TASK DETAILS =>
Make an exact copy of the listing below.

Source data =>
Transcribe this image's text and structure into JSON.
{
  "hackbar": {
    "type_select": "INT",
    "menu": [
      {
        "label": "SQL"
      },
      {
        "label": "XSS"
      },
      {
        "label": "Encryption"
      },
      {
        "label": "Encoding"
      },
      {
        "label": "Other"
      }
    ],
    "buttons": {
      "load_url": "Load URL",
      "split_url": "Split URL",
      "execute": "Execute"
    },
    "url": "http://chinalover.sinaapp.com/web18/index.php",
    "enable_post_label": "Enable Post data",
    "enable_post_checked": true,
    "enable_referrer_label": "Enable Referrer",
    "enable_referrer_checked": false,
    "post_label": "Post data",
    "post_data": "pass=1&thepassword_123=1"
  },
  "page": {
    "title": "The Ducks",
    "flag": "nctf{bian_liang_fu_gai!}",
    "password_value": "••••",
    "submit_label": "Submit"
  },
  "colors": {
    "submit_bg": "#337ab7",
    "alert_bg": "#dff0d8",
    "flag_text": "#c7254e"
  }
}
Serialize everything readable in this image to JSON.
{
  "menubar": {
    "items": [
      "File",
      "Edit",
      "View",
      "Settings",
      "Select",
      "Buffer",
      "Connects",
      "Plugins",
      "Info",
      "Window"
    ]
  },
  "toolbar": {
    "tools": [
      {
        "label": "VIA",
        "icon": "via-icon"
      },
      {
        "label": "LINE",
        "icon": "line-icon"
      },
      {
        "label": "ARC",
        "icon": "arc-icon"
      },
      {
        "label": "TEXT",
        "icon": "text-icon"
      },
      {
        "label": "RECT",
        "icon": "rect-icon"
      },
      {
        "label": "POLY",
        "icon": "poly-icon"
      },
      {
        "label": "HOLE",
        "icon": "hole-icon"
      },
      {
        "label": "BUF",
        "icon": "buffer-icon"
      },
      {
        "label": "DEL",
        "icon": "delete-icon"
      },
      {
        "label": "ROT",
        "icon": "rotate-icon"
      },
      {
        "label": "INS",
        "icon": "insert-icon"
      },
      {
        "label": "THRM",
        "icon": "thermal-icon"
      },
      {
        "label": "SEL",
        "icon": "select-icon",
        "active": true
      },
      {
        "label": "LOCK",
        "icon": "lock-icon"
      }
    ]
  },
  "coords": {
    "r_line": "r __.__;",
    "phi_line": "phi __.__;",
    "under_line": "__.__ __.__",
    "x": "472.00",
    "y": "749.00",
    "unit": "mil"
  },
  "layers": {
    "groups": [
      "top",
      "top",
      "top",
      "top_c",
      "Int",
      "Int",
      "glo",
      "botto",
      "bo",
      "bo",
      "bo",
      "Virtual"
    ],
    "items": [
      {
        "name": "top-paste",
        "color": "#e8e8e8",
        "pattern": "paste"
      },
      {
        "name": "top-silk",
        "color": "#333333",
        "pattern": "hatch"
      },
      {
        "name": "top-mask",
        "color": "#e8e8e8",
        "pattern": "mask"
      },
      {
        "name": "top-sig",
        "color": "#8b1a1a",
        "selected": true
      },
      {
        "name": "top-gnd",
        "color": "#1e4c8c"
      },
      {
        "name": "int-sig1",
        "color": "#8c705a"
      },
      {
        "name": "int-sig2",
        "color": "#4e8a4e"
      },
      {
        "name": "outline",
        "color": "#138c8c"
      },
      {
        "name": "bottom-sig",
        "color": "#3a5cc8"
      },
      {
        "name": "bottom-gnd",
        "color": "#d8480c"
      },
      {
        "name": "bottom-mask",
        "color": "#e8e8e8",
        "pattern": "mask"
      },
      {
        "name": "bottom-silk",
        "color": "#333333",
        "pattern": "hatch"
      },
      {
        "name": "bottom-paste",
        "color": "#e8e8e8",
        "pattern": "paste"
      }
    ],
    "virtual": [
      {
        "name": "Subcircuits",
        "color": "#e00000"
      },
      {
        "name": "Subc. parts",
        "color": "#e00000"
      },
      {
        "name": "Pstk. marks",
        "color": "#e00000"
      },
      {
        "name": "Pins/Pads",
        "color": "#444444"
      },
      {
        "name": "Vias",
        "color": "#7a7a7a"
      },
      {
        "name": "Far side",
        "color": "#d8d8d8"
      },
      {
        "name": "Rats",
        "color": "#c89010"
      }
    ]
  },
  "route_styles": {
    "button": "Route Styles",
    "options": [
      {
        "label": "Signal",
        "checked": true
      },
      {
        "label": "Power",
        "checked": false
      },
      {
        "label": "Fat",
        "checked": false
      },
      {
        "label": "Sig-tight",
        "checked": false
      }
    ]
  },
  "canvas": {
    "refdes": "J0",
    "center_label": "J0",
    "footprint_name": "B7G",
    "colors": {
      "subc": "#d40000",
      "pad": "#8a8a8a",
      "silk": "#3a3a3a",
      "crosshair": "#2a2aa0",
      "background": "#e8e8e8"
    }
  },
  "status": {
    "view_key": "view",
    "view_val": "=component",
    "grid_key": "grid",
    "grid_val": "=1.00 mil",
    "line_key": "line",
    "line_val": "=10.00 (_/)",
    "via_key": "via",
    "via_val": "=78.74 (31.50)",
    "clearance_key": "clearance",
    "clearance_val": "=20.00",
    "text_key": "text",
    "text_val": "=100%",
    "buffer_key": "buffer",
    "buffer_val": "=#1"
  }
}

FINAL RESULT =>
Transcribe this image's text and structure into JSON.
{
  "hackbar": {
    "type_select": "INT",
    "menu": [
      {
        "label": "SQL"
      },
      {
        "label": "XSS"
      },
      {
        "label": "Encryption"
      },
      {
        "label": "Encoding"
      },
      {
        "label": "Other"
      }
    ],
    "buttons": {
      "load_url": "Load URL",
      "split_url": "Split URL",
      "execute": "Execute"
    },
    "url": "http://chinalover.sinaapp.com/web18/index.php",
    "enable_post_label": "Enable Post data",
    "enable_post_checked": true,
    "enable_referrer_label": "Enable Referrer",
    "enable_referrer_checked": false,
    "post_label": "Post data",
    "post_data": "pass=1&thepassword_123=1"
  },
  "page": {
    "title": "The Ducks",
    "flag": "nctf{bian_liang_fu_gai!}",
    "password_value": "••••",
    "submit_label": "Submit"
  },
  "colors": {
    "submit_bg": "#337ab7",
    "alert_bg": "#dff0d8",
    "flag_text": "#c7254e"
  }
}
Serialize everything readable in this image to JSON.
{
  "menubar": {
    "items": [
      "File",
      "Edit",
      "View",
      "Settings",
      "Select",
      "Buffer",
      "Connects",
      "Plugins",
      "Info",
      "Window"
    ]
  },
  "toolbar": {
    "tools": [
      {
        "label": "VIA",
        "icon": "via-icon"
      },
      {
        "label": "LINE",
        "icon": "line-icon"
      },
      {
        "label": "ARC",
        "icon": "arc-icon"
      },
      {
        "label": "TEXT",
        "icon": "text-icon"
      },
      {
        "label": "RECT",
        "icon": "rect-icon"
      },
      {
        "label": "POLY",
        "icon": "poly-icon"
      },
      {
        "label": "HOLE",
        "icon": "hole-icon"
      },
      {
        "label": "BUF",
        "icon": "buffer-icon"
      },
      {
        "label": "DEL",
        "icon": "delete-icon"
      },
      {
        "label": "ROT",
        "icon": "rotate-icon"
      },
      {
        "label": "INS",
        "icon": "insert-icon"
      },
      {
        "label": "THRM",
        "icon": "thermal-icon"
      },
      {
        "label": "SEL",
        "icon": "select-icon",
        "active": true
      },
      {
        "label": "LOCK",
        "icon": "lock-icon"
      }
    ]
  },
  "coords": {
    "r_line": "r __.__;",
    "phi_line": "phi __.__;",
    "under_line": "__.__ __.__",
    "x": "472.00",
    "y": "749.00",
    "unit": "mil"
  },
  "layers": {
    "groups": [
      "top",
      "top",
      "top",
      "top_c",
      "Int",
      "Int",
      "glo",
      "botto",
      "bo",
      "bo",
      "bo",
      "Virtual"
    ],
    "items": [
      {
        "name": "top-paste",
        "color": "#e8e8e8",
        "pattern": "paste"
      },
      {
        "name": "top-silk",
        "color": "#333333",
        "pattern": "hatch"
      },
      {
        "name": "top-mask",
        "color": "#e8e8e8",
        "pattern": "mask"
      },
      {
        "name": "top-sig",
        "color": "#8b1a1a",
        "selected": true
      },
      {
        "name": "top-gnd",
        "color": "#1e4c8c"
      },
      {
        "name": "int-sig1",
        "color": "#8c705a"
      },
      {
        "name": "int-sig2",
        "color": "#4e8a4e"
      },
      {
        "name": "outline",
        "color": "#138c8c"
      },
      {
        "name": "bottom-sig",
        "color": "#3a5cc8"
      },
      {
        "name": "bottom-gnd",
        "color": "#d8480c"
      },
      {
        "name": "bottom-mask",
        "color": "#e8e8e8",
        "pattern": "mask"
      },
      {
        "name": "bottom-silk",
        "color": "#333333",
        "pattern": "hatch"
      },
      {
        "name": "bottom-paste",
        "color": "#e8e8e8",
        "pattern": "paste"
      }
    ],
    "virtual": [
      {
        "name": "Subcircuits",
        "color": "#e00000"
      },
      {
        "name": "Subc. parts",
        "color": "#e00000"
      },
      {
        "name": "Pstk. marks",
        "color": "#e00000"
      },
      {
        "name": "Pins/Pads",
        "color": "#444444"
      },
      {
        "name": "Vias",
        "color": "#7a7a7a"
      },
      {
        "name": "Far side",
        "color": "#d8d8d8"
      },
      {
        "name": "Rats",
        "color": "#c89010"
      }
    ]
  },
  "route_styles": {
    "button": "Route Styles",
    "options": [
      {
        "label": "Signal",
        "checked": true
      },
      {
        "label": "Power",
        "checked": false
      },
      {
        "label": "Fat",
        "checked": false
      },
      {
        "label": "Sig-tight",
        "checked": false
      }
    ]
  },
  "canvas": {
    "refdes": "J0",
    "center_label": "J0",
    "footprint_name": "B7G",
    "colors": {
      "subc": "#d40000",
      "pad": "#8a8a8a",
      "silk": "#3a3a3a",
      "crosshair": "#2a2aa0",
      "background": "#e8e8e8"
    }
  },
  "status": {
    "view_key": "view",
    "view_val": "=component",
    "grid_key": "grid",
    "grid_val": "=1.00 mil",
    "line_key": "line",
    "line_val": "=10.00 (_/)",
    "via_key": "via",
    "via_val": "=78.74 (31.50)",
    "clearance_key": "clearance",
    "clearance_val": "=20.00",
    "text_key": "text",
    "text_val": "=100%",
    "buffer_key": "buffer",
    "buffer_val": "=#1"
  }
}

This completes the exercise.